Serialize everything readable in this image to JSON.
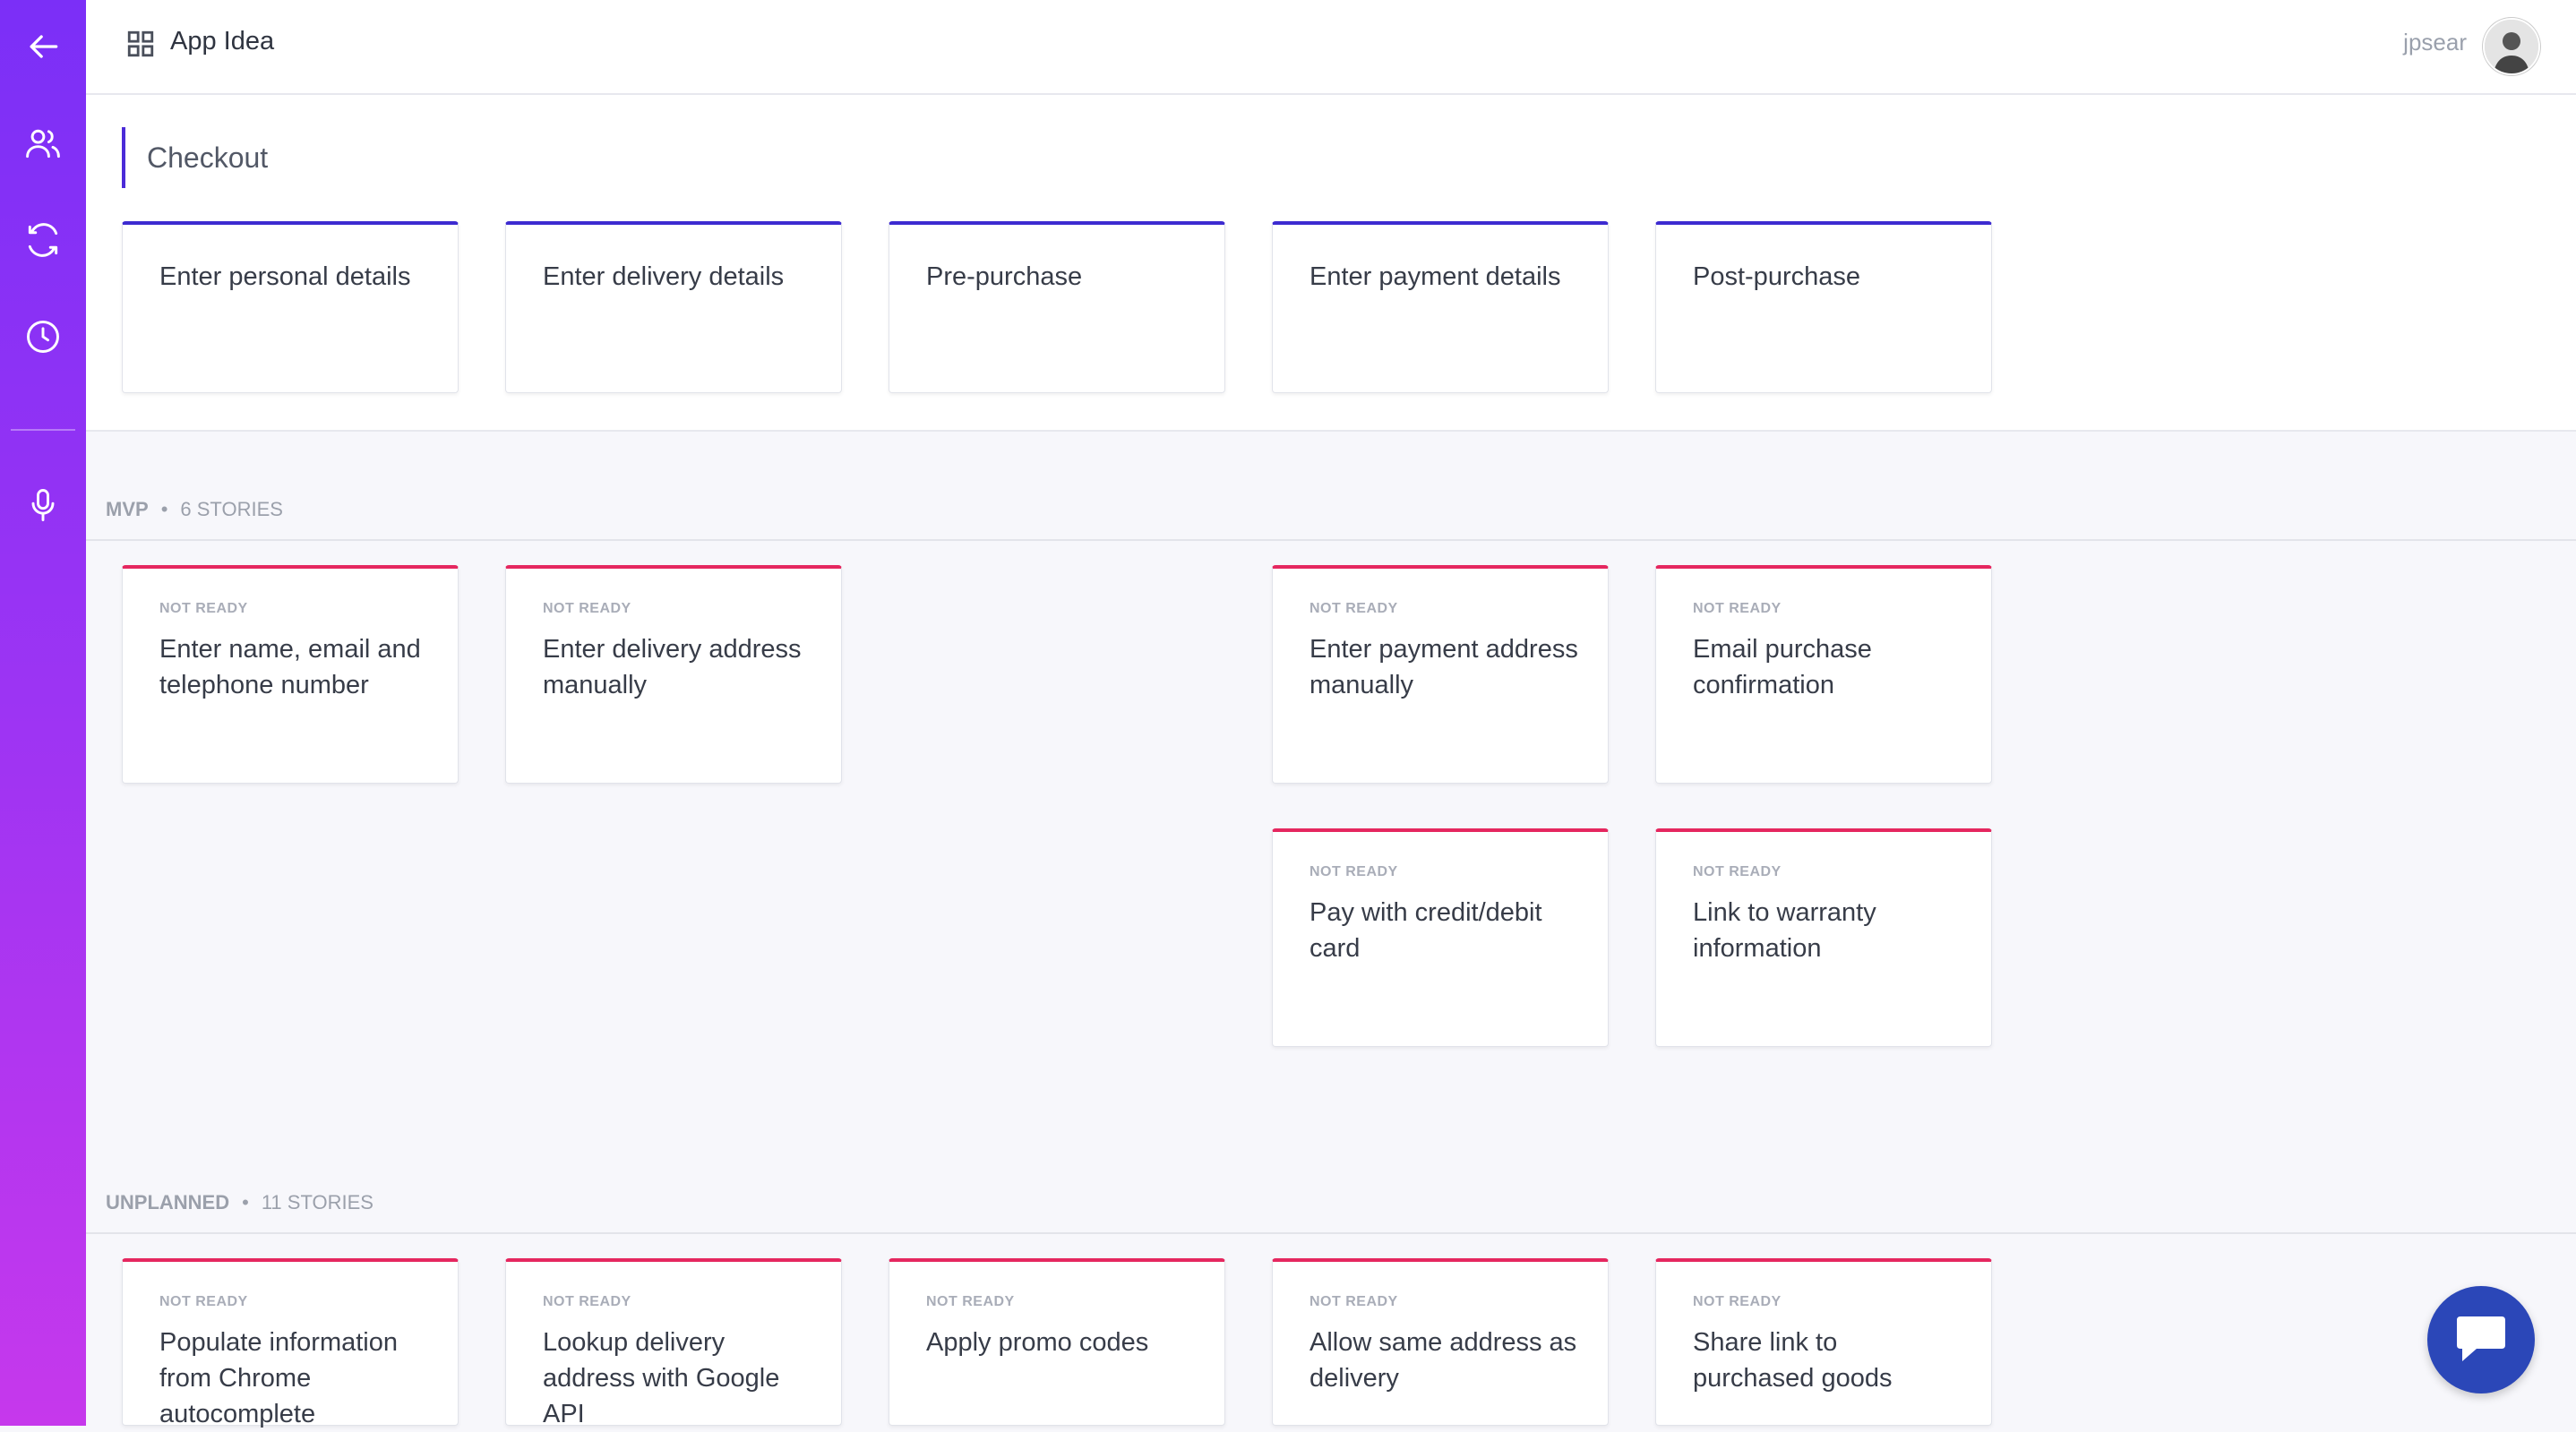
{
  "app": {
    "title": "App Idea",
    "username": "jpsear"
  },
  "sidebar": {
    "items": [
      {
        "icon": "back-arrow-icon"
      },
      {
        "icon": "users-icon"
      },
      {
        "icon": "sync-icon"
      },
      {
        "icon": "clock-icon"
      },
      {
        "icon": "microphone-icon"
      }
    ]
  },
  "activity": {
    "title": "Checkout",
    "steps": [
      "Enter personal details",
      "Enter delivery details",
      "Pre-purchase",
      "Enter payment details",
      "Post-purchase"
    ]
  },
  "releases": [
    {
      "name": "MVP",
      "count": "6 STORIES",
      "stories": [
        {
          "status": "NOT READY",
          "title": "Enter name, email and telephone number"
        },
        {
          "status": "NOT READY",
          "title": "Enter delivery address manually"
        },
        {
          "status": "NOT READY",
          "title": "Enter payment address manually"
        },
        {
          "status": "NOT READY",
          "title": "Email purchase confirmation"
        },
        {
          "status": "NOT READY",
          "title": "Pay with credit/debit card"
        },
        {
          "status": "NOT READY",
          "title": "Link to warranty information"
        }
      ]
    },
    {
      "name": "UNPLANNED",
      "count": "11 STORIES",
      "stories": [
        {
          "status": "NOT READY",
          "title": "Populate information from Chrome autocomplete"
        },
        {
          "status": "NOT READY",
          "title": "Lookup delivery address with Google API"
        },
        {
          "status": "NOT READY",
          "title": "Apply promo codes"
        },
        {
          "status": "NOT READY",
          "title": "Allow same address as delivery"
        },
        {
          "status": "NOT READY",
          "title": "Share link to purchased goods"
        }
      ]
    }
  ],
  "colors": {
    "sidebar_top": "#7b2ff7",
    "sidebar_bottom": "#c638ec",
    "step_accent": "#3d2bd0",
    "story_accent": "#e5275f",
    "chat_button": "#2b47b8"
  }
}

────

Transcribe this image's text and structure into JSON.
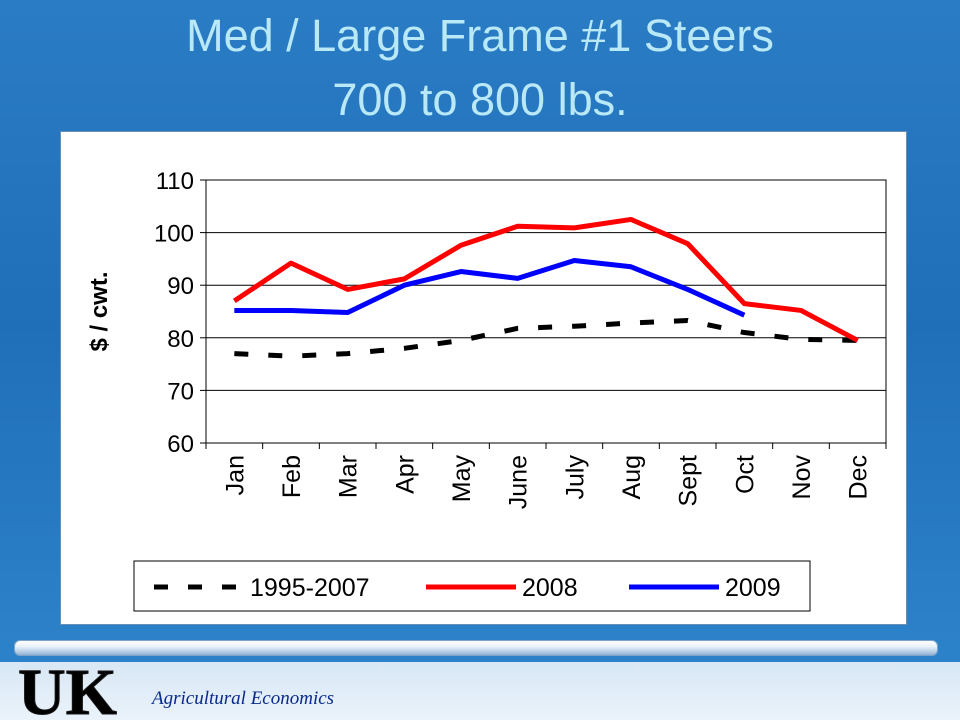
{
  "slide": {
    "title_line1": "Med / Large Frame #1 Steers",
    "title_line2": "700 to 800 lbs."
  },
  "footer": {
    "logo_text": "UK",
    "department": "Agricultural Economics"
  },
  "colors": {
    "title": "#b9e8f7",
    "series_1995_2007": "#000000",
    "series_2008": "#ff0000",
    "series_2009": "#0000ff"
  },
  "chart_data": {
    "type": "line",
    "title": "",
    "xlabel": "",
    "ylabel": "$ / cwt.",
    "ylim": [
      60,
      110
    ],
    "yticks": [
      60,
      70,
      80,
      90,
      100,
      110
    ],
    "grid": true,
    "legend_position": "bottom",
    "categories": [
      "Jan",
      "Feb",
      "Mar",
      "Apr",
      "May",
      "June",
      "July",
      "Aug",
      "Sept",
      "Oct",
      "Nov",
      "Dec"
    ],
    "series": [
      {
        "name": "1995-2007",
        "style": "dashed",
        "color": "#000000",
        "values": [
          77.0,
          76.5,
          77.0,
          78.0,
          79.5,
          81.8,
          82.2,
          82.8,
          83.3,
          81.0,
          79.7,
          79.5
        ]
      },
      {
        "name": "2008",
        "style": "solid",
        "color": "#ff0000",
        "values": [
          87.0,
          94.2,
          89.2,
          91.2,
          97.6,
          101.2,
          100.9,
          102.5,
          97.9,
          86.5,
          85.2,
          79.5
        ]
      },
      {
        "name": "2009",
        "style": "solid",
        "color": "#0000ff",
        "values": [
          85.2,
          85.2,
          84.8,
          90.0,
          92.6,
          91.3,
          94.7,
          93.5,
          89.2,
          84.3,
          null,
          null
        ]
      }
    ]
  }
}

────

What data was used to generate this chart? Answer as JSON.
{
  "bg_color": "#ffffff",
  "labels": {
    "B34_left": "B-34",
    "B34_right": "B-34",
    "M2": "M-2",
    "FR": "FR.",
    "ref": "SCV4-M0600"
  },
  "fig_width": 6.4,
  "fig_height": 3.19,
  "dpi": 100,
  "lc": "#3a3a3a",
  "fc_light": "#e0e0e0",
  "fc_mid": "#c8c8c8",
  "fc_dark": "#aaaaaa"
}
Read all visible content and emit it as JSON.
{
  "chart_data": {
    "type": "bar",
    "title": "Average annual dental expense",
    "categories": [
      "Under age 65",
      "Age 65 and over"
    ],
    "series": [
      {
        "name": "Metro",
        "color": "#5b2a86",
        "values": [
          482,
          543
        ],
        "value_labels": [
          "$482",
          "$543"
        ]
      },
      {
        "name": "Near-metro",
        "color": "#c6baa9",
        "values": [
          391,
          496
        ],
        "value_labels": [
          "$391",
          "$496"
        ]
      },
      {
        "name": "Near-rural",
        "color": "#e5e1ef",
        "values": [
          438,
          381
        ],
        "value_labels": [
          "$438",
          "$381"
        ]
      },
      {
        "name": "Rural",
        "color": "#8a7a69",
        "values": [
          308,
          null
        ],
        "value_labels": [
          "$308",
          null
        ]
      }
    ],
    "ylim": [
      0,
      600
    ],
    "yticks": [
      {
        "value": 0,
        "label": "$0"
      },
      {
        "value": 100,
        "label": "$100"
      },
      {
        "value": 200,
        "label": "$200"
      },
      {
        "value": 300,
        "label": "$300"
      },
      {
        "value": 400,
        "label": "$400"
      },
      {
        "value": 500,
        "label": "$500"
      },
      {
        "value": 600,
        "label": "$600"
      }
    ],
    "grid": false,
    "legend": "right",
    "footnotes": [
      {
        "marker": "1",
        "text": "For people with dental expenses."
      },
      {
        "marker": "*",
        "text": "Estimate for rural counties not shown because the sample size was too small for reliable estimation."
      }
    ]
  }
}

────

### What is being asked
Only lines that contain the word "icon" are wanted; copy each of them.

### Solution to this exercise
        "icon": "back-arrow-icon"
        "icon": "users-icon"
        "icon": "sync-icon"
        "icon": "clock-icon"
        "icon": "microphone-icon"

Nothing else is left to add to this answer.